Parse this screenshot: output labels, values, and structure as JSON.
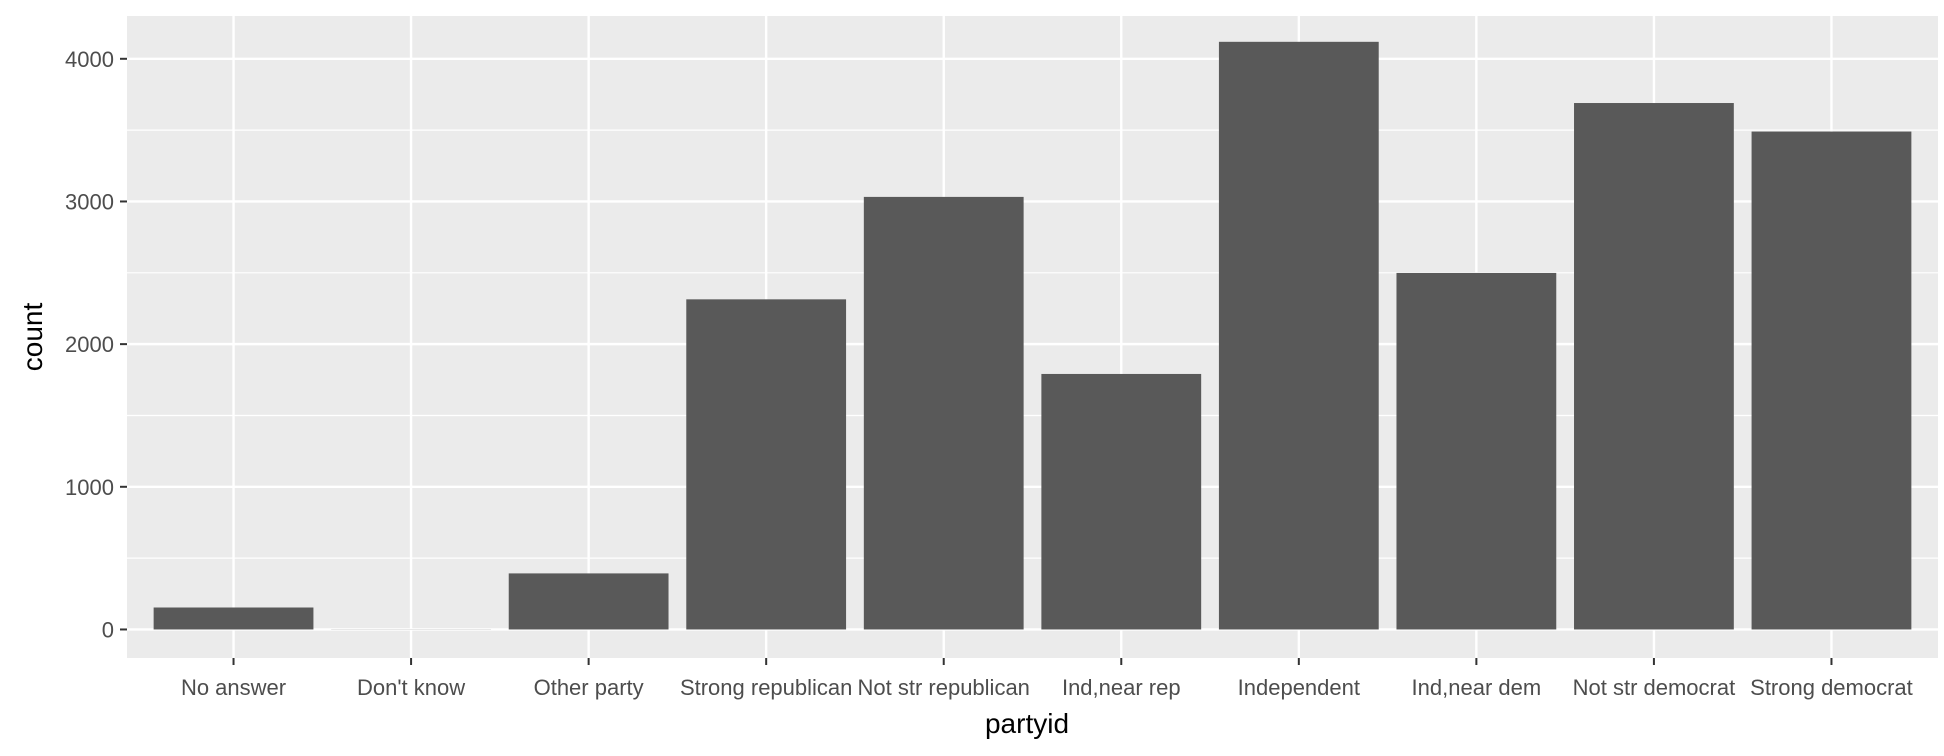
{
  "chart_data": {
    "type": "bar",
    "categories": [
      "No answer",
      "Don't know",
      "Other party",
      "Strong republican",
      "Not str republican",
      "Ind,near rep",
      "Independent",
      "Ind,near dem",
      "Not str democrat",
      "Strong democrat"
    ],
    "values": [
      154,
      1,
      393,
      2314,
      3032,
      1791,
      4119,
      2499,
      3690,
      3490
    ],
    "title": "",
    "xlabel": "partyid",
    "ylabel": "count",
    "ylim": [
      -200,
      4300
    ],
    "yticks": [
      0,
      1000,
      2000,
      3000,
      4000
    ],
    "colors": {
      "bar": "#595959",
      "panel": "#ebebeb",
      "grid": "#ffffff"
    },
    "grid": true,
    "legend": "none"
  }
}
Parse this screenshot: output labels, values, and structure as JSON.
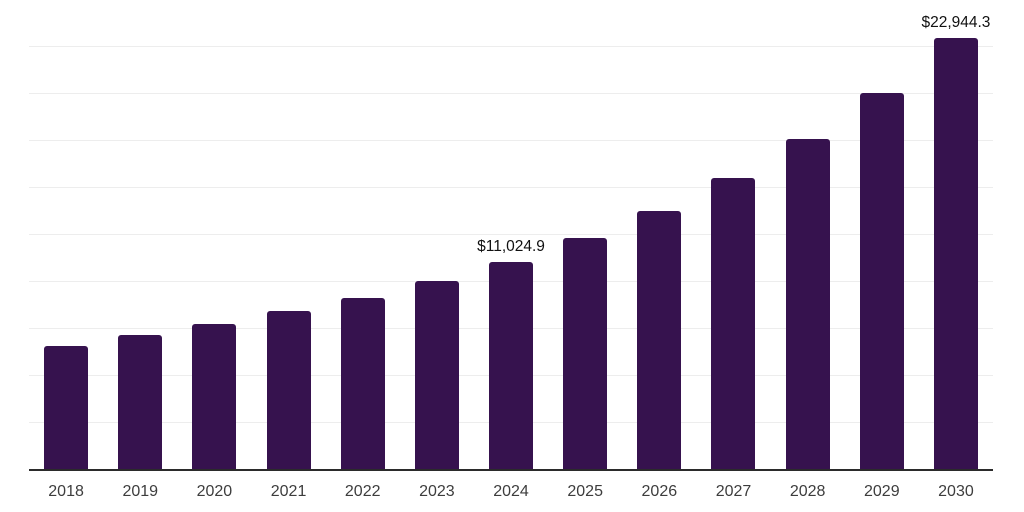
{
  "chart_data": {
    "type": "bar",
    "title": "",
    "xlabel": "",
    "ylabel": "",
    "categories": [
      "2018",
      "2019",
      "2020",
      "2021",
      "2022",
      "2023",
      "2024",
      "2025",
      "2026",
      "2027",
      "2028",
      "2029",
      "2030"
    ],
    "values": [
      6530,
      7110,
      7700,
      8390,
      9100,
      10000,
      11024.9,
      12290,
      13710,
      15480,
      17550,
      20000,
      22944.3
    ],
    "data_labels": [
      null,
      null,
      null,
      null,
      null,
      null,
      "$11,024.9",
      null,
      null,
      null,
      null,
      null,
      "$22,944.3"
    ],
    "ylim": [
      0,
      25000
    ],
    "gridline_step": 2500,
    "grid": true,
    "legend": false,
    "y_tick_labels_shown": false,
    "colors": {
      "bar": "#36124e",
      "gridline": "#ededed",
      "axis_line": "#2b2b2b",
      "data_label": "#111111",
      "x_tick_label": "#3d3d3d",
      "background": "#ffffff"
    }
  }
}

• _Task brief_: Quote the entries in full. Any image among them is to be omitted from the copy.

• _Solution_:
Parse this screenshot: output labels, values, and structure as JSON.
{
  "chart_data": {
    "type": "bar",
    "categories": [
      "No answer",
      "Don't know",
      "Other party",
      "Strong republican",
      "Not str republican",
      "Ind,near rep",
      "Independent",
      "Ind,near dem",
      "Not str democrat",
      "Strong democrat"
    ],
    "values": [
      154,
      1,
      393,
      2314,
      3032,
      1791,
      4119,
      2499,
      3690,
      3490
    ],
    "title": "",
    "xlabel": "partyid",
    "ylabel": "count",
    "ylim": [
      -200,
      4300
    ],
    "yticks": [
      0,
      1000,
      2000,
      3000,
      4000
    ],
    "colors": {
      "bar": "#595959",
      "panel": "#ebebeb",
      "grid": "#ffffff"
    },
    "grid": true,
    "legend": "none"
  }
}
Parse this screenshot: output labels, values, and structure as JSON.
{
  "chart_data": {
    "type": "bar",
    "title": "",
    "xlabel": "",
    "ylabel": "",
    "categories": [
      "2018",
      "2019",
      "2020",
      "2021",
      "2022",
      "2023",
      "2024",
      "2025",
      "2026",
      "2027",
      "2028",
      "2029",
      "2030"
    ],
    "values": [
      6530,
      7110,
      7700,
      8390,
      9100,
      10000,
      11024.9,
      12290,
      13710,
      15480,
      17550,
      20000,
      22944.3
    ],
    "data_labels": [
      null,
      null,
      null,
      null,
      null,
      null,
      "$11,024.9",
      null,
      null,
      null,
      null,
      null,
      "$22,944.3"
    ],
    "ylim": [
      0,
      25000
    ],
    "gridline_step": 2500,
    "grid": true,
    "legend": false,
    "y_tick_labels_shown": false,
    "colors": {
      "bar": "#36124e",
      "gridline": "#ededed",
      "axis_line": "#2b2b2b",
      "data_label": "#111111",
      "x_tick_label": "#3d3d3d",
      "background": "#ffffff"
    }
  }
}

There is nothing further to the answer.